## [REQUIREMENTS]
Look for the word "участников" in the entries below, then copy every line that has it.

## start DATA LISTING

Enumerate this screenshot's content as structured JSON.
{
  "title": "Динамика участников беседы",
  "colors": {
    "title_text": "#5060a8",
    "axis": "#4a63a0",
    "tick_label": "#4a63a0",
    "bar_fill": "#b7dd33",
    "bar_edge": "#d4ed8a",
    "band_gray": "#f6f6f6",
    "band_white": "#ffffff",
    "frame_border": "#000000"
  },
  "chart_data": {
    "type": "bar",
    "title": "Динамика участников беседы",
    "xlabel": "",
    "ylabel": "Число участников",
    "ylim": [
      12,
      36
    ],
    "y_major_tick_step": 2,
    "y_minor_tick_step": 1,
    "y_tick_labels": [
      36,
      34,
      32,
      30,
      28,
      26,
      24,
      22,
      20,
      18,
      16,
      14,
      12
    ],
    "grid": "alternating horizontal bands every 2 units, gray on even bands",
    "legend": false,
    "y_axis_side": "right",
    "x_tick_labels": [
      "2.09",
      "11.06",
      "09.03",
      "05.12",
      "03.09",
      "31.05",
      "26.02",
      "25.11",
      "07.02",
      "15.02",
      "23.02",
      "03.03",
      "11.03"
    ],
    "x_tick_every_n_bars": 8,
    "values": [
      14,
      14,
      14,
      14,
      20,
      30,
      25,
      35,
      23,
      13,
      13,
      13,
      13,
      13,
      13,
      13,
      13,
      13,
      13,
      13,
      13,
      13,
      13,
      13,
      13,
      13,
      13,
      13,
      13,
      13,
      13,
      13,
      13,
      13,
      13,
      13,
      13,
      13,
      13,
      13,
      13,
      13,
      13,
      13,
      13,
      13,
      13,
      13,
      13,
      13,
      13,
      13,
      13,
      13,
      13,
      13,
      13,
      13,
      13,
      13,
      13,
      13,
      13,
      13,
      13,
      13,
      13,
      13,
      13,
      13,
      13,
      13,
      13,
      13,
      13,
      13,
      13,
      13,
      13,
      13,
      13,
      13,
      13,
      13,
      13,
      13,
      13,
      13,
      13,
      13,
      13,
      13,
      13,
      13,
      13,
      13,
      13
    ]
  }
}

## end DATA LISTING

## [EXERCISE RESULT]
  "title": "Динамика участников беседы",
    "title": "Динамика участников беседы",
    "ylabel": "Число участников",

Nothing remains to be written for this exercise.